Stated exercise:
Search the records for "الكبير" and copy each line that holds it.

(Dataset entries)
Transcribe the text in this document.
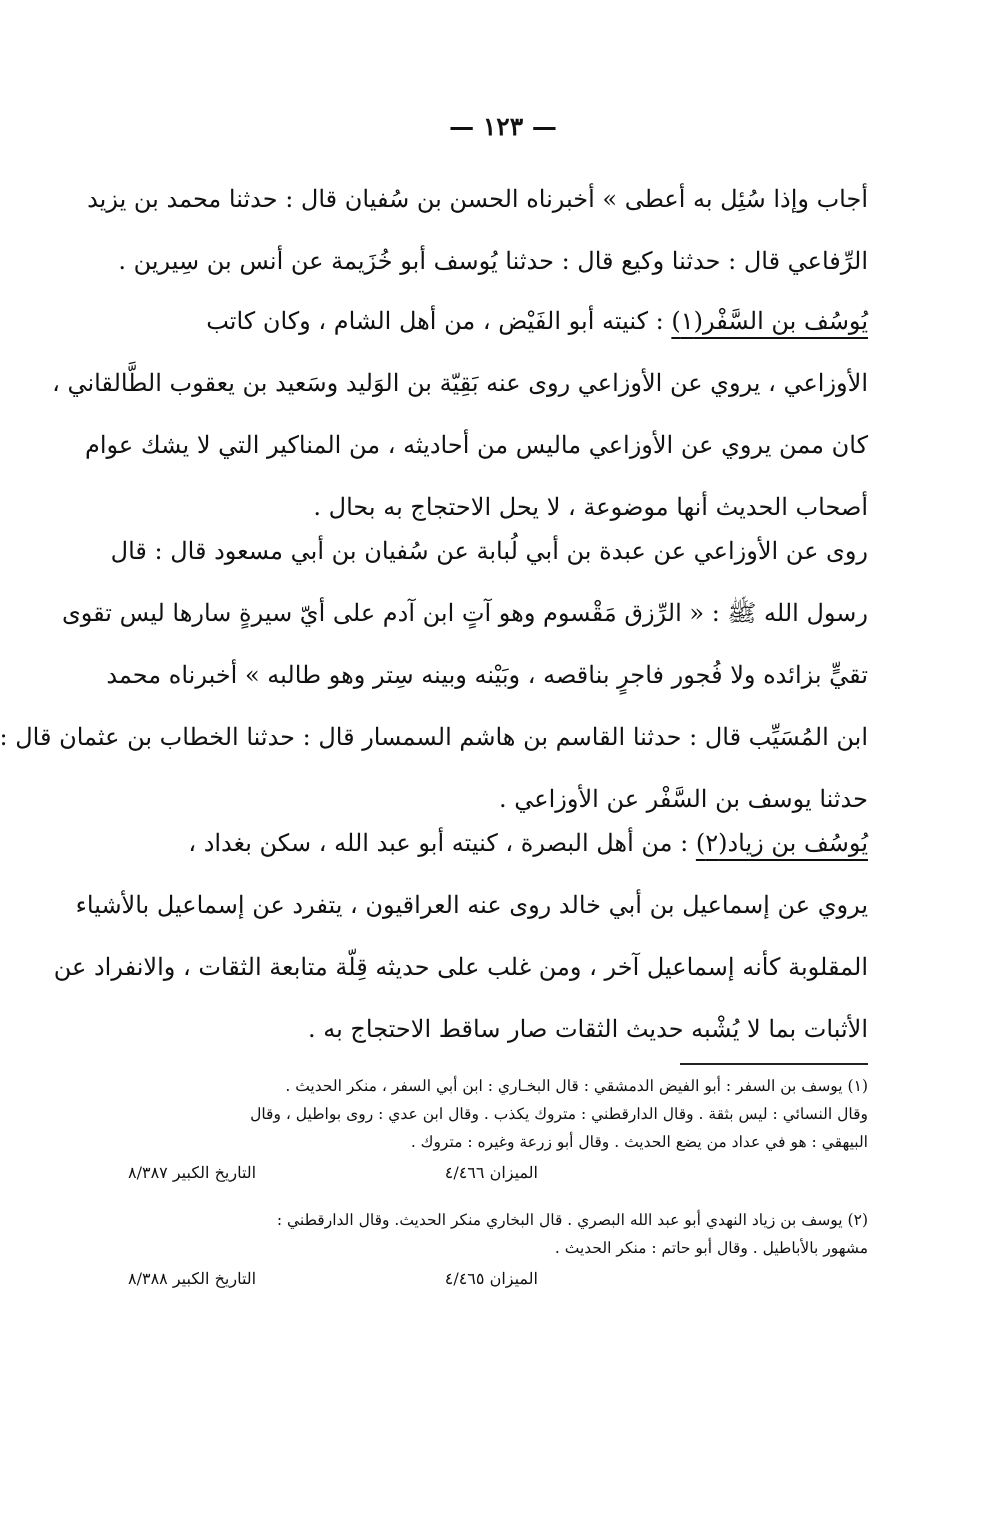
— ١٢٣ —
أجاب وإذا سُئِل به أعطى » أخبرناه الحسن بن سُفيان قال : حدثنا محمد بن يزيد
الرِّفاعي قال : حدثنا وكيع قال : حدثنا يُوسف أبو خُزَيمة عن أنس بن سِيرين .
يُوسُف بن السَّفْر(١) : كنيته أبو الفَيْض ، من أهل الشام ، وكان كاتب
الأوزاعي ، يروي عن الأوزاعي روى عنه بَقِيّة بن الوَليد وسَعيد بن يعقوب الطَّالقاني ،
كان ممن يروي عن الأوزاعي ماليس من أحاديثه ، من المناكير التي لا يشك عوام
أصحاب الحديث أنها موضوعة ، لا يحل الاحتجاج به بحال .
روى عن الأوزاعي عن عبدة بن أبي لُبابة عن سُفيان بن أبي مسعود قال : قال
رسول الله ﷺ : « الرِّزق مَقْسوم وهو آتٍ ابن آدم على أيّ سيرةٍ سارها ليس تقوى
تقيٍّ بزائده ولا فُجور فاجرٍ بناقصه ، وبَيْنه وبينه سِتر وهو طالبه » أخبرناه محمد
ابن المُسَيِّب قال : حدثنا القاسم بن هاشم السمسار قال : حدثنا الخطاب بن عثمان قال :
حدثنا يوسف بن السَّفْر عن الأوزاعي .
يُوسُف بن زياد(٢) : من أهل البصرة ، كنيته أبو عبد الله ، سكن بغداد ،
يروي عن إسماعيل بن أبي خالد روى عنه العراقيون ، يتفرد عن إسماعيل بالأشياء
المقلوبة كأنه إسماعيل آخر ، ومن غلب على حديثه قِلّة متابعة الثقات ، والانفراد عن
الأثبات بما لا يُشْبه حديث الثقات صار ساقط الاحتجاج به .
(١) يوسف بن السفر : أبو الفيض الدمشقي : قال البخـاري : ابن أبي السفر ، منكر الحديث .
وقال النسائي : ليس بثقة . وقال الدارقطني : متروك يكذب . وقال ابن عدي : روى بواطيل ، وقال
البيهقي : هو في عداد من يضع الحديث . وقال أبو زرعة وغيره : متروك .
الميزان ٤/٤٦٦
التاريخ الكبير ٨/٣٨٧
(٢) يوسف بن زياد النهدي أبو عبد الله البصري . قال البخاري منكر الحديث. وقال الدارقطني :
مشهور بالأباطيل . وقال أبو حاتم : منكر الحديث .
الميزان ٤/٤٦٥
التاريخ الكبير ٨/٣٨٨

Output for this exercise:
التاريخ الكبير ٨/٣٨٧
التاريخ الكبير ٨/٣٨٨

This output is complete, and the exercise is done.